**What to do:** Transcribe each record exactly. Include every one.
* * * *
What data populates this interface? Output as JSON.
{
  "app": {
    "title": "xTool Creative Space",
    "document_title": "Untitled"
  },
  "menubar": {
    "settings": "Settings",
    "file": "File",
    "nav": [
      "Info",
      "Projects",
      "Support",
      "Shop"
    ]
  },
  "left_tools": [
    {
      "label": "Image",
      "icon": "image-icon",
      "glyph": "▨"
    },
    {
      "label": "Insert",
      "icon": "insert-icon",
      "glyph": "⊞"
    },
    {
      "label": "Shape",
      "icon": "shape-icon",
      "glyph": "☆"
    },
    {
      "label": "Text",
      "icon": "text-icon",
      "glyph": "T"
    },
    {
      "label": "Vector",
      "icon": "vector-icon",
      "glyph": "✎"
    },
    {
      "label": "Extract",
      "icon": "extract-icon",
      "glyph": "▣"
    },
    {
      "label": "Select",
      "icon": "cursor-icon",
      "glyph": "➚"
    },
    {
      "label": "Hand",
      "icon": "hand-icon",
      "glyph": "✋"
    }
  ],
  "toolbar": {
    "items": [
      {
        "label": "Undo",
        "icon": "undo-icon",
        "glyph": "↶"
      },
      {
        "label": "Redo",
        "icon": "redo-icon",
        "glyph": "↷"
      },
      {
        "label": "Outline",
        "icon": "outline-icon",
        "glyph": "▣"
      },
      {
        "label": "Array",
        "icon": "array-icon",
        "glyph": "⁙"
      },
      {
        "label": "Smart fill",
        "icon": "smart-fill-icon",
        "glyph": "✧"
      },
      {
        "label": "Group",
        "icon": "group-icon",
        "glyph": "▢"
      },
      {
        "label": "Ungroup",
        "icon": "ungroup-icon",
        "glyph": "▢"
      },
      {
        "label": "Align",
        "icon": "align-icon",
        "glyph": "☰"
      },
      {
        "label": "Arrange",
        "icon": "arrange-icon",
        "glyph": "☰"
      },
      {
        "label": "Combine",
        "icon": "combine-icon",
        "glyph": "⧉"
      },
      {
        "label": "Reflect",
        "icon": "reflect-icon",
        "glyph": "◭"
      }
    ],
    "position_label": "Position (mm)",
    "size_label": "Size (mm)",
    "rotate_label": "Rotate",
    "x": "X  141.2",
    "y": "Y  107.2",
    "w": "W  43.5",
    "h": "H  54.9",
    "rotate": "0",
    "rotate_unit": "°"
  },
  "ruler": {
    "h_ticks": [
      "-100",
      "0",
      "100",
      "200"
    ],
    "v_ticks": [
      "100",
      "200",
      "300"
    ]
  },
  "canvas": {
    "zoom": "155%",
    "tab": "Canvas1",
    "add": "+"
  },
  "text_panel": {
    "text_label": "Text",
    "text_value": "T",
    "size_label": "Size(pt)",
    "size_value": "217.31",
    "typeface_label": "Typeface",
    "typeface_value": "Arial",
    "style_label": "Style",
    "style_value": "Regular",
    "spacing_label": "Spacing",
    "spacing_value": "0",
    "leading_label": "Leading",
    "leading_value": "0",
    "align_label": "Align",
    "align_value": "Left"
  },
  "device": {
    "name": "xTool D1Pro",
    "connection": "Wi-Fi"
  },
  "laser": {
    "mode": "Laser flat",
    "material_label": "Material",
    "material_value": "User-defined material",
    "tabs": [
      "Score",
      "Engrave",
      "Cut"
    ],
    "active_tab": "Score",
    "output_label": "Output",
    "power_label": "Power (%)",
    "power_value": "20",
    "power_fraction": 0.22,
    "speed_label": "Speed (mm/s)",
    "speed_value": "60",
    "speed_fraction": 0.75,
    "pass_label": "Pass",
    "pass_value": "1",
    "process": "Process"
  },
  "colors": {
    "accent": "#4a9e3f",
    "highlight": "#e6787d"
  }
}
* * * *
**Solution to the problem:**
What data populates this interface? Output as JSON.
{
  "app": {
    "title": "xTool Creative Space",
    "document_title": "Untitled"
  },
  "menubar": {
    "settings": "Settings",
    "file": "File",
    "nav": [
      "Info",
      "Projects",
      "Support",
      "Shop"
    ]
  },
  "left_tools": [
    {
      "label": "Image",
      "icon": "image-icon",
      "glyph": "▨"
    },
    {
      "label": "Insert",
      "icon": "insert-icon",
      "glyph": "⊞"
    },
    {
      "label": "Shape",
      "icon": "shape-icon",
      "glyph": "☆"
    },
    {
      "label": "Text",
      "icon": "text-icon",
      "glyph": "T"
    },
    {
      "label": "Vector",
      "icon": "vector-icon",
      "glyph": "✎"
    },
    {
      "label": "Extract",
      "icon": "extract-icon",
      "glyph": "▣"
    },
    {
      "label": "Select",
      "icon": "cursor-icon",
      "glyph": "➚"
    },
    {
      "label": "Hand",
      "icon": "hand-icon",
      "glyph": "✋"
    }
  ],
  "toolbar": {
    "items": [
      {
        "label": "Undo",
        "icon": "undo-icon",
        "glyph": "↶"
      },
      {
        "label": "Redo",
        "icon": "redo-icon",
        "glyph": "↷"
      },
      {
        "label": "Outline",
        "icon": "outline-icon",
        "glyph": "▣"
      },
      {
        "label": "Array",
        "icon": "array-icon",
        "glyph": "⁙"
      },
      {
        "label": "Smart fill",
        "icon": "smart-fill-icon",
        "glyph": "✧"
      },
      {
        "label": "Group",
        "icon": "group-icon",
        "glyph": "▢"
      },
      {
        "label": "Ungroup",
        "icon": "ungroup-icon",
        "glyph": "▢"
      },
      {
        "label": "Align",
        "icon": "align-icon",
        "glyph": "☰"
      },
      {
        "label": "Arrange",
        "icon": "arrange-icon",
        "glyph": "☰"
      },
      {
        "label": "Combine",
        "icon": "combine-icon",
        "glyph": "⧉"
      },
      {
        "label": "Reflect",
        "icon": "reflect-icon",
        "glyph": "◭"
      }
    ],
    "position_label": "Position (mm)",
    "size_label": "Size (mm)",
    "rotate_label": "Rotate",
    "x": "X  141.2",
    "y": "Y  107.2",
    "w": "W  43.5",
    "h": "H  54.9",
    "rotate": "0",
    "rotate_unit": "°"
  },
  "ruler": {
    "h_ticks": [
      "-100",
      "0",
      "100",
      "200"
    ],
    "v_ticks": [
      "100",
      "200",
      "300"
    ]
  },
  "canvas": {
    "zoom": "155%",
    "tab": "Canvas1",
    "add": "+"
  },
  "text_panel": {
    "text_label": "Text",
    "text_value": "T",
    "size_label": "Size(pt)",
    "size_value": "217.31",
    "typeface_label": "Typeface",
    "typeface_value": "Arial",
    "style_label": "Style",
    "style_value": "Regular",
    "spacing_label": "Spacing",
    "spacing_value": "0",
    "leading_label": "Leading",
    "leading_value": "0",
    "align_label": "Align",
    "align_value": "Left"
  },
  "device": {
    "name": "xTool D1Pro",
    "connection": "Wi-Fi"
  },
  "laser": {
    "mode": "Laser flat",
    "material_label": "Material",
    "material_value": "User-defined material",
    "tabs": [
      "Score",
      "Engrave",
      "Cut"
    ],
    "active_tab": "Score",
    "output_label": "Output",
    "power_label": "Power (%)",
    "power_value": "20",
    "power_fraction": 0.22,
    "speed_label": "Speed (mm/s)",
    "speed_value": "60",
    "speed_fraction": 0.75,
    "pass_label": "Pass",
    "pass_value": "1",
    "process": "Process"
  },
  "colors": {
    "accent": "#4a9e3f",
    "highlight": "#e6787d"
  }
}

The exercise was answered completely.